◆ **Aim of the exercise**:
Report back each line of the records that contains the string "stator".

====== Data to use ======

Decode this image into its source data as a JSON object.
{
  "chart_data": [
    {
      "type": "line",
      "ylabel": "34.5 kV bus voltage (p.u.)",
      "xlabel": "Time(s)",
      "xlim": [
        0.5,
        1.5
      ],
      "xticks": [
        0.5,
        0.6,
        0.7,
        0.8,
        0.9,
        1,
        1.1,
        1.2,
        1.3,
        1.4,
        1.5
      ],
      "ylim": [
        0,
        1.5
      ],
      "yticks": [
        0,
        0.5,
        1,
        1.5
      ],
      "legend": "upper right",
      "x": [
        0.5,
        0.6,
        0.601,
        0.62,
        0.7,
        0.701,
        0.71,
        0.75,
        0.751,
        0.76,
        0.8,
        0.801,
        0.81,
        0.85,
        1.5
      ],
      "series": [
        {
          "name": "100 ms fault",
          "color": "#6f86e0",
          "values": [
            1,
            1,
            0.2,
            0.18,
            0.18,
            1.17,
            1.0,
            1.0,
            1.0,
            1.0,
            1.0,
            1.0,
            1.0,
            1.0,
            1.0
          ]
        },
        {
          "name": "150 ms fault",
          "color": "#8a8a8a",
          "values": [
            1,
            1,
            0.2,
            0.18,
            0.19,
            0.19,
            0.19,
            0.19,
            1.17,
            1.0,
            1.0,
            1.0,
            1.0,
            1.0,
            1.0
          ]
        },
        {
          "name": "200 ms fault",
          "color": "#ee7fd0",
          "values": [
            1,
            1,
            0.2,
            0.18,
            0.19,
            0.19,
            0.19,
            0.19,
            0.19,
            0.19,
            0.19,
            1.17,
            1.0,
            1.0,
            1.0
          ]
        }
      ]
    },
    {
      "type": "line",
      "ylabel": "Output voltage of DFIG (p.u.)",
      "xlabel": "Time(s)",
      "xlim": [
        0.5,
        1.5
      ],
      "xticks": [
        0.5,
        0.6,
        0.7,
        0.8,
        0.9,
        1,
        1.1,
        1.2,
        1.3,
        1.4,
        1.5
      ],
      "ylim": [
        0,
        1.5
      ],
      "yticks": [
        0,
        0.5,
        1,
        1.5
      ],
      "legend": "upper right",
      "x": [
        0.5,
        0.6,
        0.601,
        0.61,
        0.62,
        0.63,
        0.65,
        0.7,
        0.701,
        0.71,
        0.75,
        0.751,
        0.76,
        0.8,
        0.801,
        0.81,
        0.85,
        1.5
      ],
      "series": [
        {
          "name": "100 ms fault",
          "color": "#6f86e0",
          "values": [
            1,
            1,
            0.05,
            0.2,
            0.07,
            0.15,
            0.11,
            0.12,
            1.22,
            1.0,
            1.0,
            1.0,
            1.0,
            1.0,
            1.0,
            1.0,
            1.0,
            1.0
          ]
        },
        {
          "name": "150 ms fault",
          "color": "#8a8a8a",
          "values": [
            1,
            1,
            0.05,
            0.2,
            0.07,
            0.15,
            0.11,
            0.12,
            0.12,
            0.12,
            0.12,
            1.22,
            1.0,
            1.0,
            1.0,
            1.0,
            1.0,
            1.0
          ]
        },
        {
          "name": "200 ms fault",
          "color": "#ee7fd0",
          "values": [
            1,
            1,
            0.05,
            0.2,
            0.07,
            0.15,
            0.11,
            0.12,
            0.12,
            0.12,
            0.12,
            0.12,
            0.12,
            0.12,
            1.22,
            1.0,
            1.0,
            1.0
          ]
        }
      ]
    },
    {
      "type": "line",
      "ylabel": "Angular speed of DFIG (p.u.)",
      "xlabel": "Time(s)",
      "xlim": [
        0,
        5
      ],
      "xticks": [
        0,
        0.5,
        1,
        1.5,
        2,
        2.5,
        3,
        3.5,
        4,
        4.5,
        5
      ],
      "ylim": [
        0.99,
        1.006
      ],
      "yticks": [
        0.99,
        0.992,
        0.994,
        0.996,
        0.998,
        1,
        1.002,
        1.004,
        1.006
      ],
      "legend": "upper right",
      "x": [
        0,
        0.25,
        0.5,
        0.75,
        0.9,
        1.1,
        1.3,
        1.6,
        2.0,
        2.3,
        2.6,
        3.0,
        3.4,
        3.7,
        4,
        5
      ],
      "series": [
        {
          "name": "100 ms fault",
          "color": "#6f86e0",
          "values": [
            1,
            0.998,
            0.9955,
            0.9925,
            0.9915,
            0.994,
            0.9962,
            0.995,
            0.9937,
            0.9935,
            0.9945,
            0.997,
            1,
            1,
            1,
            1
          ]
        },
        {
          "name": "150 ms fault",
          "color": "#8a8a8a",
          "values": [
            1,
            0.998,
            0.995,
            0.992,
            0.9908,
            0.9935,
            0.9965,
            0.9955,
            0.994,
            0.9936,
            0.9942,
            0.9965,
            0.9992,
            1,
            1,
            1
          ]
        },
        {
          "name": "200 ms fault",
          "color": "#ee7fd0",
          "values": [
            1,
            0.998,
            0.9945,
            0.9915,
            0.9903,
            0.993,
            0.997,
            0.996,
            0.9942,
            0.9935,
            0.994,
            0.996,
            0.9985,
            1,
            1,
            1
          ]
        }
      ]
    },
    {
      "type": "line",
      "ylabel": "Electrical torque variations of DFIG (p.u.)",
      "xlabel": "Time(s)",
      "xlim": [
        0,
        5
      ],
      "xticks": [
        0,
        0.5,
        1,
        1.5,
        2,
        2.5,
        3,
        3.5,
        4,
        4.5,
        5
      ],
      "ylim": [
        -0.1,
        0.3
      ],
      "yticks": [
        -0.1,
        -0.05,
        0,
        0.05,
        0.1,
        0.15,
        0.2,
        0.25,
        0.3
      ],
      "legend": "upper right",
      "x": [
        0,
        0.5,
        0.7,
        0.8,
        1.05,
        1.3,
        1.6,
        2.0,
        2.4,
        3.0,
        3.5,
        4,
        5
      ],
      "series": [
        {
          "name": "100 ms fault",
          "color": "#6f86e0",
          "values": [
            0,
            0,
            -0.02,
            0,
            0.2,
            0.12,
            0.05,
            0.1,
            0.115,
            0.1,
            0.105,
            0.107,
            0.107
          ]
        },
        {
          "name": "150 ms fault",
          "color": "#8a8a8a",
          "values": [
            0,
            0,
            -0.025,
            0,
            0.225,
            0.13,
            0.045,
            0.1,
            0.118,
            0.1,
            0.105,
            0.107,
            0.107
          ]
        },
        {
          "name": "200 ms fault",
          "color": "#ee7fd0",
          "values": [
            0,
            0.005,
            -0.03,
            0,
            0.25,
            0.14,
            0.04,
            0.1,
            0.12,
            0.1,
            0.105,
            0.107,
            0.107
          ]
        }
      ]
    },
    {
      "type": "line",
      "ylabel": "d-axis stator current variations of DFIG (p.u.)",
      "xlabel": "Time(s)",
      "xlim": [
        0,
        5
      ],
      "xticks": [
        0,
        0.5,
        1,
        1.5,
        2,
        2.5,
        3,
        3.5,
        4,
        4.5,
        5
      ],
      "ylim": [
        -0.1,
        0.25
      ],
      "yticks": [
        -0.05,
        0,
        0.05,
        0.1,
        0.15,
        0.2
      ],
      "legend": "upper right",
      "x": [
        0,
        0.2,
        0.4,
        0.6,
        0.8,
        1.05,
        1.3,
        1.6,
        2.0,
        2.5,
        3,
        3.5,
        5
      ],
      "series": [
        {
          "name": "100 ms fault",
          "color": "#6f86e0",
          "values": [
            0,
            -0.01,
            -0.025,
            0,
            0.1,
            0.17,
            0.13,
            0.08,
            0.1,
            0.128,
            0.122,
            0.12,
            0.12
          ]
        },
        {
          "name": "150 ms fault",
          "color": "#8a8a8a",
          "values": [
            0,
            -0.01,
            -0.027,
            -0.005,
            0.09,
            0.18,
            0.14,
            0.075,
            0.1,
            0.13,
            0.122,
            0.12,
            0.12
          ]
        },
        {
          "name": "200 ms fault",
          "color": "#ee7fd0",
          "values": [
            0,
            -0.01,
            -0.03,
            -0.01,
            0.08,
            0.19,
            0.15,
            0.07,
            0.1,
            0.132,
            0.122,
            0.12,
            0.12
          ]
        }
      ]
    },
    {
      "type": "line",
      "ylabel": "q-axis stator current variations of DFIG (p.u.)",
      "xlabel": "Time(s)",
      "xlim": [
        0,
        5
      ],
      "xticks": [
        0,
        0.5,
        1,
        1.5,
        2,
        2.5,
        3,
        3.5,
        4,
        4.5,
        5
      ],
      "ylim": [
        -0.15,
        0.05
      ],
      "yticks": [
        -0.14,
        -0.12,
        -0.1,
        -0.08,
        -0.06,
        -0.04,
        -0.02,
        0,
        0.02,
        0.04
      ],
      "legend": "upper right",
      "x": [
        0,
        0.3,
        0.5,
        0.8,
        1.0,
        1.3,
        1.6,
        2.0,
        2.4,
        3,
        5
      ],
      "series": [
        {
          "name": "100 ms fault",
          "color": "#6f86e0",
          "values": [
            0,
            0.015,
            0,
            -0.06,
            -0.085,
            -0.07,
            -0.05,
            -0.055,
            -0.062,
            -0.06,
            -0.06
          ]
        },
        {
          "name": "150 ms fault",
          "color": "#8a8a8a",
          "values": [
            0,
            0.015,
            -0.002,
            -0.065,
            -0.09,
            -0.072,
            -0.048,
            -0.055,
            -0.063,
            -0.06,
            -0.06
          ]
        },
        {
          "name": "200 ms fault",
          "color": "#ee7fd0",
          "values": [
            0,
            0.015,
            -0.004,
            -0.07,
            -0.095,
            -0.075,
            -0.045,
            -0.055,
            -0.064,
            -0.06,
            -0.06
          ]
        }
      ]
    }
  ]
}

======

◆ **Task solution**:
      "ylabel": "d-axis stator current variations of DFIG (p.u.)",
      "ylabel": "q-axis stator current variations of DFIG (p.u.)",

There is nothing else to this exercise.